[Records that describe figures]
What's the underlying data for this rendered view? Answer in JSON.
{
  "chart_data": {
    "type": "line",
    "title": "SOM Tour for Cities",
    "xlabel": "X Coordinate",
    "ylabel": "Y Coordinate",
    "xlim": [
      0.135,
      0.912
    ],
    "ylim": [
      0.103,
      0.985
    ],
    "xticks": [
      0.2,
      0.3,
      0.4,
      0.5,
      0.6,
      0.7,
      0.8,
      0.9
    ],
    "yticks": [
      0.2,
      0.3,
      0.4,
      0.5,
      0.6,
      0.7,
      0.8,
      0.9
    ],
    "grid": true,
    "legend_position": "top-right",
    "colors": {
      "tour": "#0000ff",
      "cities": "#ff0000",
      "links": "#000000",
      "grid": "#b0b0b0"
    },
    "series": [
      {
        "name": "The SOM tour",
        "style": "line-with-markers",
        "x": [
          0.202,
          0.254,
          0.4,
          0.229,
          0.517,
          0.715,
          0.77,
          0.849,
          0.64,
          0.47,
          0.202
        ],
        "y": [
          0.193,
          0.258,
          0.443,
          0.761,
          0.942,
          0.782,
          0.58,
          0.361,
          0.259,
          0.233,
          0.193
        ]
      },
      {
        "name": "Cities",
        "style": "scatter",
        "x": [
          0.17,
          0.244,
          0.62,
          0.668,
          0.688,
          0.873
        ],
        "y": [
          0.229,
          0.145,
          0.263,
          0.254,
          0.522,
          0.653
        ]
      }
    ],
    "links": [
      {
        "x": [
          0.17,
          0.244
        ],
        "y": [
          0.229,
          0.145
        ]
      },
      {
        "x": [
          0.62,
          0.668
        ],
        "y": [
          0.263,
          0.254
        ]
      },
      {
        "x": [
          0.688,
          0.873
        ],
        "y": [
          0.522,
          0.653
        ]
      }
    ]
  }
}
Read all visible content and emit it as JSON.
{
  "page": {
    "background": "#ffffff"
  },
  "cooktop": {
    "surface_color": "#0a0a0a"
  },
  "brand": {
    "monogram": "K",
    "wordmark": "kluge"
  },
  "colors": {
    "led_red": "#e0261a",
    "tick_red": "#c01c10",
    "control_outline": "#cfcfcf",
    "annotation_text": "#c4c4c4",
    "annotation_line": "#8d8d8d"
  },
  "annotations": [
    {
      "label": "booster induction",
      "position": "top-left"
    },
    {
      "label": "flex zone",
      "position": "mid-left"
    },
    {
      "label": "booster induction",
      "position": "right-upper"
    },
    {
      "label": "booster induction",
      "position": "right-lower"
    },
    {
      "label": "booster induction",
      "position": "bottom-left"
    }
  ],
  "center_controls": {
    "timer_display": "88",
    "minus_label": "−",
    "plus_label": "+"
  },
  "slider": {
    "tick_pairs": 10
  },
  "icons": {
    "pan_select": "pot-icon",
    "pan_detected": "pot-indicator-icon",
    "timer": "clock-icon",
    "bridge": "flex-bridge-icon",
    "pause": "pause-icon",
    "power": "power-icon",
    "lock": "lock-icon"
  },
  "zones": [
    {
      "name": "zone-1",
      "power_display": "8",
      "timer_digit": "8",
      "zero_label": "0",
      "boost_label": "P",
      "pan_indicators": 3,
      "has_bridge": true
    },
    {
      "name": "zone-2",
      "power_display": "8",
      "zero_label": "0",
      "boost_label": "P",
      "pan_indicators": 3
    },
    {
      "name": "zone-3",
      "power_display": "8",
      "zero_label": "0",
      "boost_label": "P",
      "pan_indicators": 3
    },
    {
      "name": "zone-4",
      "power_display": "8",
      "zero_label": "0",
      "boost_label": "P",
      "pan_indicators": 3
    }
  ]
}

• WORK TO DO: All of the entries above should be written out again exactly.

• TASK RESULT:
What's the underlying data for this rendered view? Answer in JSON.
{
  "chart_data": {
    "type": "line",
    "title": "SOM Tour for Cities",
    "xlabel": "X Coordinate",
    "ylabel": "Y Coordinate",
    "xlim": [
      0.135,
      0.912
    ],
    "ylim": [
      0.103,
      0.985
    ],
    "xticks": [
      0.2,
      0.3,
      0.4,
      0.5,
      0.6,
      0.7,
      0.8,
      0.9
    ],
    "yticks": [
      0.2,
      0.3,
      0.4,
      0.5,
      0.6,
      0.7,
      0.8,
      0.9
    ],
    "grid": true,
    "legend_position": "top-right",
    "colors": {
      "tour": "#0000ff",
      "cities": "#ff0000",
      "links": "#000000",
      "grid": "#b0b0b0"
    },
    "series": [
      {
        "name": "The SOM tour",
        "style": "line-with-markers",
        "x": [
          0.202,
          0.254,
          0.4,
          0.229,
          0.517,
          0.715,
          0.77,
          0.849,
          0.64,
          0.47,
          0.202
        ],
        "y": [
          0.193,
          0.258,
          0.443,
          0.761,
          0.942,
          0.782,
          0.58,
          0.361,
          0.259,
          0.233,
          0.193
        ]
      },
      {
        "name": "Cities",
        "style": "scatter",
        "x": [
          0.17,
          0.244,
          0.62,
          0.668,
          0.688,
          0.873
        ],
        "y": [
          0.229,
          0.145,
          0.263,
          0.254,
          0.522,
          0.653
        ]
      }
    ],
    "links": [
      {
        "x": [
          0.17,
          0.244
        ],
        "y": [
          0.229,
          0.145
        ]
      },
      {
        "x": [
          0.62,
          0.668
        ],
        "y": [
          0.263,
          0.254
        ]
      },
      {
        "x": [
          0.688,
          0.873
        ],
        "y": [
          0.522,
          0.653
        ]
      }
    ]
  }
}
Read all visible content and emit it as JSON.
{
  "page": {
    "background": "#ffffff"
  },
  "cooktop": {
    "surface_color": "#0a0a0a"
  },
  "brand": {
    "monogram": "K",
    "wordmark": "kluge"
  },
  "colors": {
    "led_red": "#e0261a",
    "tick_red": "#c01c10",
    "control_outline": "#cfcfcf",
    "annotation_text": "#c4c4c4",
    "annotation_line": "#8d8d8d"
  },
  "annotations": [
    {
      "label": "booster induction",
      "position": "top-left"
    },
    {
      "label": "flex zone",
      "position": "mid-left"
    },
    {
      "label": "booster induction",
      "position": "right-upper"
    },
    {
      "label": "booster induction",
      "position": "right-lower"
    },
    {
      "label": "booster induction",
      "position": "bottom-left"
    }
  ],
  "center_controls": {
    "timer_display": "88",
    "minus_label": "−",
    "plus_label": "+"
  },
  "slider": {
    "tick_pairs": 10
  },
  "icons": {
    "pan_select": "pot-icon",
    "pan_detected": "pot-indicator-icon",
    "timer": "clock-icon",
    "bridge": "flex-bridge-icon",
    "pause": "pause-icon",
    "power": "power-icon",
    "lock": "lock-icon"
  },
  "zones": [
    {
      "name": "zone-1",
      "power_display": "8",
      "timer_digit": "8",
      "zero_label": "0",
      "boost_label": "P",
      "pan_indicators": 3,
      "has_bridge": true
    },
    {
      "name": "zone-2",
      "power_display": "8",
      "zero_label": "0",
      "boost_label": "P",
      "pan_indicators": 3
    },
    {
      "name": "zone-3",
      "power_display": "8",
      "zero_label": "0",
      "boost_label": "P",
      "pan_indicators": 3
    },
    {
      "name": "zone-4",
      "power_display": "8",
      "zero_label": "0",
      "boost_label": "P",
      "pan_indicators": 3
    }
  ]
}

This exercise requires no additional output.